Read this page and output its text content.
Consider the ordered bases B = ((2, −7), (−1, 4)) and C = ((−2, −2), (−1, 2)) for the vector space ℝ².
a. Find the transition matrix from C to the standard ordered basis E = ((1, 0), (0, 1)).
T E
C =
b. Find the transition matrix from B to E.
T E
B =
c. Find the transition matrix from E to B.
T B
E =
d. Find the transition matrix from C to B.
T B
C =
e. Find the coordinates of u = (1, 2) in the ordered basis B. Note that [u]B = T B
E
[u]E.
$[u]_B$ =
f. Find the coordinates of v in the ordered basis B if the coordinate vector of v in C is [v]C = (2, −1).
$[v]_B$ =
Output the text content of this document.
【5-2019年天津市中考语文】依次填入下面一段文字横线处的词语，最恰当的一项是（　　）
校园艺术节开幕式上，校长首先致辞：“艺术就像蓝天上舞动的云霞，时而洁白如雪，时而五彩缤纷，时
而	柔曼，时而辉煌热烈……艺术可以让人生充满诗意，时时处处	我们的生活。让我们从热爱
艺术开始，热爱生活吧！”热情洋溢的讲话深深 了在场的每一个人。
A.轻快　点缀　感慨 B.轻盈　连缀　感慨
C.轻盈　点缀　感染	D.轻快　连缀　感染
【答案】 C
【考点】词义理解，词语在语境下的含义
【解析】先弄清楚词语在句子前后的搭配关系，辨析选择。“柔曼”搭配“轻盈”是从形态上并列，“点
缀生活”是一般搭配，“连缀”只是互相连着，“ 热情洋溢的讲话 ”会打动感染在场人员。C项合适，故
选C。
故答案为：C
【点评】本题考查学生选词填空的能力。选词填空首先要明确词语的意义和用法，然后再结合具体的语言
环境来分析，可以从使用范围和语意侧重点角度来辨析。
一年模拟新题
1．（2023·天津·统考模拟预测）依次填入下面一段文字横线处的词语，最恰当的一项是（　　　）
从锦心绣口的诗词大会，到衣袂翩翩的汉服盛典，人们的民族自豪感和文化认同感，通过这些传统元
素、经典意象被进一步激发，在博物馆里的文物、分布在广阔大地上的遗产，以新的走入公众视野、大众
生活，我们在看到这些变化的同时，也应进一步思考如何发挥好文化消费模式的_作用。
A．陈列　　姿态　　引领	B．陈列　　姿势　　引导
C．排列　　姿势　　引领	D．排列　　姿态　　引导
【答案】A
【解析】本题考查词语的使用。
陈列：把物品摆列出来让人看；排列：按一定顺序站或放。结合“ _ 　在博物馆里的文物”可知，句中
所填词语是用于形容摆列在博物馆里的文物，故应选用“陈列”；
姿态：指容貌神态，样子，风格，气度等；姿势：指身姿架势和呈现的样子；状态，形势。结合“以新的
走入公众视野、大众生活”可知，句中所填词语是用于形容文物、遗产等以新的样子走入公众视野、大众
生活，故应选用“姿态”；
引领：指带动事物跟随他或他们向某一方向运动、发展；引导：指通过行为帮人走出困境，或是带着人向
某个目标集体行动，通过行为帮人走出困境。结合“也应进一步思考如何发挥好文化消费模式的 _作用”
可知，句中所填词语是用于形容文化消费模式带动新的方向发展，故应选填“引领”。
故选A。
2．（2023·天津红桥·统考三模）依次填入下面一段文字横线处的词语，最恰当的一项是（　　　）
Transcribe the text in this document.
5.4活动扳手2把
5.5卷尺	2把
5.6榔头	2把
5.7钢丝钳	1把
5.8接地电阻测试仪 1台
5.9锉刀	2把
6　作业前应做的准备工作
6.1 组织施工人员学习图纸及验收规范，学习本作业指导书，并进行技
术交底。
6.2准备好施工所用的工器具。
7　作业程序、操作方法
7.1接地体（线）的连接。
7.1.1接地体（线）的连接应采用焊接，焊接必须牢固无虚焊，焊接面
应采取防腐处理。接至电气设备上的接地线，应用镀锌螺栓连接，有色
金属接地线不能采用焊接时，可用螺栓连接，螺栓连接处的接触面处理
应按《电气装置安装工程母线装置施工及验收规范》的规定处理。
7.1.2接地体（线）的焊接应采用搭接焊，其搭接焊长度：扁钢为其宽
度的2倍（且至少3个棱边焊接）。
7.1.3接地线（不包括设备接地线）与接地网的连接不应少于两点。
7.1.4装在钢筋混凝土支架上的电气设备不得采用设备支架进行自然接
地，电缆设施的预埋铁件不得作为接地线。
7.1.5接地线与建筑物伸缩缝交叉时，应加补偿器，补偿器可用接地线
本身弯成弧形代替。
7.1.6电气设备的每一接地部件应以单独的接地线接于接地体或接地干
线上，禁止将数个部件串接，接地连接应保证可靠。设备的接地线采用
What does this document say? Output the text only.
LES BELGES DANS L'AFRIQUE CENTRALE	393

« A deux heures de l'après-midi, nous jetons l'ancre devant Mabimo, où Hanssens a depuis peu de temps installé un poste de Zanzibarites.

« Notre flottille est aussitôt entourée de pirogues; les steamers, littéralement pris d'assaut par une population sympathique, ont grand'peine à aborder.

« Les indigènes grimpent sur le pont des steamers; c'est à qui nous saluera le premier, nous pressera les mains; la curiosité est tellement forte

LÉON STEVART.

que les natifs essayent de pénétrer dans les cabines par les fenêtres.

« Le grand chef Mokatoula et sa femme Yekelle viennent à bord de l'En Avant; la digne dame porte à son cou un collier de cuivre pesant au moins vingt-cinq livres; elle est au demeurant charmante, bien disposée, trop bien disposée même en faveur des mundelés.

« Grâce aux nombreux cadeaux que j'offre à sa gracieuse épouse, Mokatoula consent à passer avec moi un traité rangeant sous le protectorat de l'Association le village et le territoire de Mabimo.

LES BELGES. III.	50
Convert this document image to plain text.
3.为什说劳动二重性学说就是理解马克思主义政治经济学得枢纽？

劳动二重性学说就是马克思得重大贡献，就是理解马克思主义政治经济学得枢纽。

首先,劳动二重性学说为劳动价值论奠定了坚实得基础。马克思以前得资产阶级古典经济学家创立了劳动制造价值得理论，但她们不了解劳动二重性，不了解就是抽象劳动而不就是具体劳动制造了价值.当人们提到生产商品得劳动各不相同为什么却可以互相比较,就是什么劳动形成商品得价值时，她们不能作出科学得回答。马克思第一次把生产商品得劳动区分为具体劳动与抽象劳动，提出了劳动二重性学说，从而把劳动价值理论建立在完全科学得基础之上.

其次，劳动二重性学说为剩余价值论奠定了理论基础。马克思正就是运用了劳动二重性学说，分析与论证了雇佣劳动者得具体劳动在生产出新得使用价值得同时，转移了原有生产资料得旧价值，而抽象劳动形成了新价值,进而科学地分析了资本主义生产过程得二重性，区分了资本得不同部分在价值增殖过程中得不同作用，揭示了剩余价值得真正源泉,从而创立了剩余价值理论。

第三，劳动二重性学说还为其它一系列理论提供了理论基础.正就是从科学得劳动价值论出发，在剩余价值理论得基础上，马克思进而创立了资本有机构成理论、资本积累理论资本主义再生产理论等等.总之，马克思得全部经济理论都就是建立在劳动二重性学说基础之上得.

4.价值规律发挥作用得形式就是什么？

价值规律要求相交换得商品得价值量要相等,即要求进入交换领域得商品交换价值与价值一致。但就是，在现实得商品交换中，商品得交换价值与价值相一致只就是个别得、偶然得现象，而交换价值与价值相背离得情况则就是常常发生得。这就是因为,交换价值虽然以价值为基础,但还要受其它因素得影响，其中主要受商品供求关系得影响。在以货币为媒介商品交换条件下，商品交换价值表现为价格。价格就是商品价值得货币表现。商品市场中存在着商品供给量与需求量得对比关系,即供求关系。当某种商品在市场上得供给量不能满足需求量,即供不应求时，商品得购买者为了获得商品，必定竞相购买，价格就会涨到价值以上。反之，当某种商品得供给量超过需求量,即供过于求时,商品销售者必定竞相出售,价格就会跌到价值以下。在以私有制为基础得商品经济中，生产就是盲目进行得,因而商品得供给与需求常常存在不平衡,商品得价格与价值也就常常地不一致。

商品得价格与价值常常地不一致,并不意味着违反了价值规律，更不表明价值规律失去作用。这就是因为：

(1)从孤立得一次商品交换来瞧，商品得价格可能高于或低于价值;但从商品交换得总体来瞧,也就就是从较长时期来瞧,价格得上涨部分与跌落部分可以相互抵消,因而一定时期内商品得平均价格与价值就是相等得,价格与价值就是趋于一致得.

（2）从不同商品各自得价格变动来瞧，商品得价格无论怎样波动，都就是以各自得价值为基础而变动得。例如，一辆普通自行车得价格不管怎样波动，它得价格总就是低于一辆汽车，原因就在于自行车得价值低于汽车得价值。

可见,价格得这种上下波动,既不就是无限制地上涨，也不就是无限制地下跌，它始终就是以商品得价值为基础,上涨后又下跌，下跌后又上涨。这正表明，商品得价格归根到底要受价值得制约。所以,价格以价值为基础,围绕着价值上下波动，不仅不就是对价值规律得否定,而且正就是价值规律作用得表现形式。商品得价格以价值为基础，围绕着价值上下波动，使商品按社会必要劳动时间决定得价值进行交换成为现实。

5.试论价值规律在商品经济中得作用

—————

Using the records above, find and show each line with the string "coordinates".

e. Find the coordinates of u = (1, 2) in the ordered basis B. Note that [u]B = T B
f. Find the coordinates of v in the ordered basis B if the coordinate vector of v in C is [v]C = (2, −1).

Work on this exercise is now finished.